WHAT IS NEEDED –
Read the entries below and pull out each line with the string "Windows".

DATA SUPPLIED –
.....
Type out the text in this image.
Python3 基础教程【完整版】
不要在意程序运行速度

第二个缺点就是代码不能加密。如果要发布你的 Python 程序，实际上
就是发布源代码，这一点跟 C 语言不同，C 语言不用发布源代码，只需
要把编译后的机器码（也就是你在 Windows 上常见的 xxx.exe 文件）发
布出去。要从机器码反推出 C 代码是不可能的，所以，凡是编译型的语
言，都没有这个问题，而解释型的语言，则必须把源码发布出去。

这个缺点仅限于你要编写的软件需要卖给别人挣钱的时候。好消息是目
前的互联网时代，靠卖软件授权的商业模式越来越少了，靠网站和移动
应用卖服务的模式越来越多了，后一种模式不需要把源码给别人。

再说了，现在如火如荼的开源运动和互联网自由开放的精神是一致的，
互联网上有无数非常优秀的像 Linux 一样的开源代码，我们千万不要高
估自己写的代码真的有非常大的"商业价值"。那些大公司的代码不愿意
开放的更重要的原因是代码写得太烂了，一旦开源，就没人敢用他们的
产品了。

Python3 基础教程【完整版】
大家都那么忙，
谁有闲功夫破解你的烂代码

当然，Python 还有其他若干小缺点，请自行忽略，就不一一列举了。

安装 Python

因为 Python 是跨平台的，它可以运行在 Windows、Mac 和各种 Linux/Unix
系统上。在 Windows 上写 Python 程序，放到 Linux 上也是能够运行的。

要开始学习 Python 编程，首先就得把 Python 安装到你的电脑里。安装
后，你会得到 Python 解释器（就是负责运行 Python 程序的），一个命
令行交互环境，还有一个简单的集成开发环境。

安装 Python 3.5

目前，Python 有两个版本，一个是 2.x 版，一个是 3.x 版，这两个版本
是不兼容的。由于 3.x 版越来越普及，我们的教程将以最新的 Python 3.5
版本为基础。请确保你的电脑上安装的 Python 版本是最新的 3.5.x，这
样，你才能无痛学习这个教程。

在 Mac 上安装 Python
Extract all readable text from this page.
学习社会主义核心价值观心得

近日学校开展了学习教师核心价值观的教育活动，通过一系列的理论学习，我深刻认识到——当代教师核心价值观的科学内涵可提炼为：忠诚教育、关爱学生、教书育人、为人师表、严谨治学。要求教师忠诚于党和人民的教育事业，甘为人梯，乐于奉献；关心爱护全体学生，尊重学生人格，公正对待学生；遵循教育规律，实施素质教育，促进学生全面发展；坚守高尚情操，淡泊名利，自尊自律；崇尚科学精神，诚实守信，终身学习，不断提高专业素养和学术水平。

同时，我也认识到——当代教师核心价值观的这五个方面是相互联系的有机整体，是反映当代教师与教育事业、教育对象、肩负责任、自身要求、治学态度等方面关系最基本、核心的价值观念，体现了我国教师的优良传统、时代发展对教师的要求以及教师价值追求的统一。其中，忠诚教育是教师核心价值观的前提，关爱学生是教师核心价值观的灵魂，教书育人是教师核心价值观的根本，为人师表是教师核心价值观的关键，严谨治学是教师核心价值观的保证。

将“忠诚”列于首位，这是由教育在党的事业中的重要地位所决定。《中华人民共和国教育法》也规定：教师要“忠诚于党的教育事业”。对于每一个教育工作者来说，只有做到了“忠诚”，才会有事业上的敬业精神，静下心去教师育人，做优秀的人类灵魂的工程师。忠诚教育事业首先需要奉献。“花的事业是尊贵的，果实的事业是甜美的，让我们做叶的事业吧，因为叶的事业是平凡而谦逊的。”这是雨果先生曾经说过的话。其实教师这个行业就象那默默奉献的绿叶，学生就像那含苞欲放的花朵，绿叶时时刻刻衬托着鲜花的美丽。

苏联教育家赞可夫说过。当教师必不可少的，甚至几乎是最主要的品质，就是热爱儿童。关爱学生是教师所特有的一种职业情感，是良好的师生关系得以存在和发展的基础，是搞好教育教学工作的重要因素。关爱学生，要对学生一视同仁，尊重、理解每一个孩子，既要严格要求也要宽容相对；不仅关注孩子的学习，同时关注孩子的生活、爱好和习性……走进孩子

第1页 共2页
.....
ANSWER IN FULL –
要把编译后的机器码（也就是你在 Windows 上常见的 xxx.exe 文件）发
因为 Python 是跨平台的，它可以运行在 Windows、Mac 和各种 Linux/Unix
系统上。在 Windows 上写 Python 程序，放到 Linux 上也是能够运行的。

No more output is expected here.